● **SOURCE DATA**

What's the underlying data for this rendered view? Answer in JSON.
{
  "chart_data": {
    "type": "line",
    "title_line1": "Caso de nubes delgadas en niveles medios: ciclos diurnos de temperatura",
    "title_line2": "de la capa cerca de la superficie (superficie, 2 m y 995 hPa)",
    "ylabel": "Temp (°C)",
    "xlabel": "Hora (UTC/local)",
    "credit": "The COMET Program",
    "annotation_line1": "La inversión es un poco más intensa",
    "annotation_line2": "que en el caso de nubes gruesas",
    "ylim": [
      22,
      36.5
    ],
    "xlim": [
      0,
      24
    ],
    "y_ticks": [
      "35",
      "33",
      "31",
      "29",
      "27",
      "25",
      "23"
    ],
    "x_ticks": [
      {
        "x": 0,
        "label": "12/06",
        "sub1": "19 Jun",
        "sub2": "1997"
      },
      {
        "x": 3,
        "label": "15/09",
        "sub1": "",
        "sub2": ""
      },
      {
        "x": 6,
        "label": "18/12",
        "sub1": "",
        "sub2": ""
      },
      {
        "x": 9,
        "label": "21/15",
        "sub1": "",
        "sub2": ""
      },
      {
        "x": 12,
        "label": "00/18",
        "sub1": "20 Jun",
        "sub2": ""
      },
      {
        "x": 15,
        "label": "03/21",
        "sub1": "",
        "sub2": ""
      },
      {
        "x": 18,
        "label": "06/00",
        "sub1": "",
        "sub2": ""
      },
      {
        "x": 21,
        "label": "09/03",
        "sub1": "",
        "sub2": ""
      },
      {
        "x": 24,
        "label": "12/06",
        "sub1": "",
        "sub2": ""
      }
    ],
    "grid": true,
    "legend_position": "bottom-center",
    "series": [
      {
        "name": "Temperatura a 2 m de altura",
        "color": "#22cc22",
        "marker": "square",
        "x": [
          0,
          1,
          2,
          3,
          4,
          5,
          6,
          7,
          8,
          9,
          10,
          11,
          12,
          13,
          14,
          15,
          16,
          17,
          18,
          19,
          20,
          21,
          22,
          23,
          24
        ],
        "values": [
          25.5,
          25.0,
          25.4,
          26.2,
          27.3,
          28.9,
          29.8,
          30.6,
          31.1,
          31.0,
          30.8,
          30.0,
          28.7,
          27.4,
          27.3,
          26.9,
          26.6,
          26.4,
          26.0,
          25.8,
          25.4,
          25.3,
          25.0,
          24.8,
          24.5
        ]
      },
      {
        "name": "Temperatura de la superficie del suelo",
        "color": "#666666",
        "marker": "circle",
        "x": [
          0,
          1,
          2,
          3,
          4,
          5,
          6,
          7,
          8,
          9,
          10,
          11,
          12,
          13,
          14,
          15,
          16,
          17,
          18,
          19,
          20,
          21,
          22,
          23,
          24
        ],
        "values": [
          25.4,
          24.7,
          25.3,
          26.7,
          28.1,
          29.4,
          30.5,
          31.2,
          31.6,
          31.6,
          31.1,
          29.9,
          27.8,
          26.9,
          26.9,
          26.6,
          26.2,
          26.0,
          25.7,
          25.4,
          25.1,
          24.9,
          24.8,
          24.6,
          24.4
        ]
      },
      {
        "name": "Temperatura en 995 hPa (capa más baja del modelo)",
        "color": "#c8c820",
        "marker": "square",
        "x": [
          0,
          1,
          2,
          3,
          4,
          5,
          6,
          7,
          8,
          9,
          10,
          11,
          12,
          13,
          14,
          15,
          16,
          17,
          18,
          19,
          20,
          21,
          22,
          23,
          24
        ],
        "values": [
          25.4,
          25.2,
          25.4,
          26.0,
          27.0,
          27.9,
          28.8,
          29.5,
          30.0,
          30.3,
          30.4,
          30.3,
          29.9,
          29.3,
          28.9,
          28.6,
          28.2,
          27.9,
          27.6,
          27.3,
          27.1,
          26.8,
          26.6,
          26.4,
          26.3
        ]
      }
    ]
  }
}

● **TASK DIRECTIONS**
Extract every line containing the string "capa" from the data above.

● **SOLUTION TO THIS EXERCISE**
    "title_line2": "de la capa cerca de la superficie (superficie, 2 m y 995 hPa)",
        "name": "Temperatura en 995 hPa (capa más baja del modelo)",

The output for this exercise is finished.